*The problem*:
Identify, in the records below, every line where the string "name" appears, and copy each such line.
----------
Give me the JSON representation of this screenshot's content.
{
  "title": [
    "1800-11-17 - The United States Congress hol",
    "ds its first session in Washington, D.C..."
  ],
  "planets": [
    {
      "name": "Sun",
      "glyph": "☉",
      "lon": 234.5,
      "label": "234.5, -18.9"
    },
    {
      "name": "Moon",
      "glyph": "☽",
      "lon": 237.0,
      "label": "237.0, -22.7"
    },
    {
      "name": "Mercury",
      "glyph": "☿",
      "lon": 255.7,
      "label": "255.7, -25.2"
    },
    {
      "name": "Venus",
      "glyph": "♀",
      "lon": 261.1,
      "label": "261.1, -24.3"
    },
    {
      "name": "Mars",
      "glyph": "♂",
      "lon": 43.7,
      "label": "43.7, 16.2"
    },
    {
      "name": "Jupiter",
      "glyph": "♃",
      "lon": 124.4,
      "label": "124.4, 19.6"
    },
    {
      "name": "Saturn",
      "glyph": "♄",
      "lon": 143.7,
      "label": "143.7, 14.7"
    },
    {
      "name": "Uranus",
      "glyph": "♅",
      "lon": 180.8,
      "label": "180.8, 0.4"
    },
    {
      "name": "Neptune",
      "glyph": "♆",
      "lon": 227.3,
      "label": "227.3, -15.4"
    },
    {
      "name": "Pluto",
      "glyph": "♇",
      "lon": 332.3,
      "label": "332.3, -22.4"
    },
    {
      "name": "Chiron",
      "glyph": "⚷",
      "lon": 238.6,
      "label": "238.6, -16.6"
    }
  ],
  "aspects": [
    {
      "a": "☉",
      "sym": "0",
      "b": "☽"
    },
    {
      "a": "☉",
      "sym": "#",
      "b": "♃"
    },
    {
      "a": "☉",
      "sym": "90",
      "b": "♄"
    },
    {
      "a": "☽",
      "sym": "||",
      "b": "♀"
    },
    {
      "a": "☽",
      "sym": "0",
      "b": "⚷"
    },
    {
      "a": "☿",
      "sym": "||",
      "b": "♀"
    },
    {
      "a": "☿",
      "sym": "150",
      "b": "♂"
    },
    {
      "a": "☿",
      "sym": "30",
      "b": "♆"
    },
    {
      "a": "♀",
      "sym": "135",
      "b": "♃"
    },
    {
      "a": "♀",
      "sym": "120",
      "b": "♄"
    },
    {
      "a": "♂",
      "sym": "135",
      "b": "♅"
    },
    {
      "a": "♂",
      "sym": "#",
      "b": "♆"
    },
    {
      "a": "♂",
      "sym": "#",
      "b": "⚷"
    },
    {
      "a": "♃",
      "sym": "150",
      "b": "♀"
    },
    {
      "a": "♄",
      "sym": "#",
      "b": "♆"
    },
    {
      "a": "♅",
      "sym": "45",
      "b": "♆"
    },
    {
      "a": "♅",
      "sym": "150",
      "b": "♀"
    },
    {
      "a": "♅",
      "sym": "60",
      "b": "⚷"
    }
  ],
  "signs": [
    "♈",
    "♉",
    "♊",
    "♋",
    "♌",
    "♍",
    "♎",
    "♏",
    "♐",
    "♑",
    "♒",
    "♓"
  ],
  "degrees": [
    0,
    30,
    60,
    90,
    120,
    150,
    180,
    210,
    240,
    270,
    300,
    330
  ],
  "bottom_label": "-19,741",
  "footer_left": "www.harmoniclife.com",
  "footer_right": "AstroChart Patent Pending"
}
----------
*Result of this task*:
      "name": "Sun",
      "name": "Moon",
      "name": "Mercury",
      "name": "Venus",
      "name": "Mars",
      "name": "Jupiter",
      "name": "Saturn",
      "name": "Uranus",
      "name": "Neptune",
      "name": "Pluto",
      "name": "Chiron",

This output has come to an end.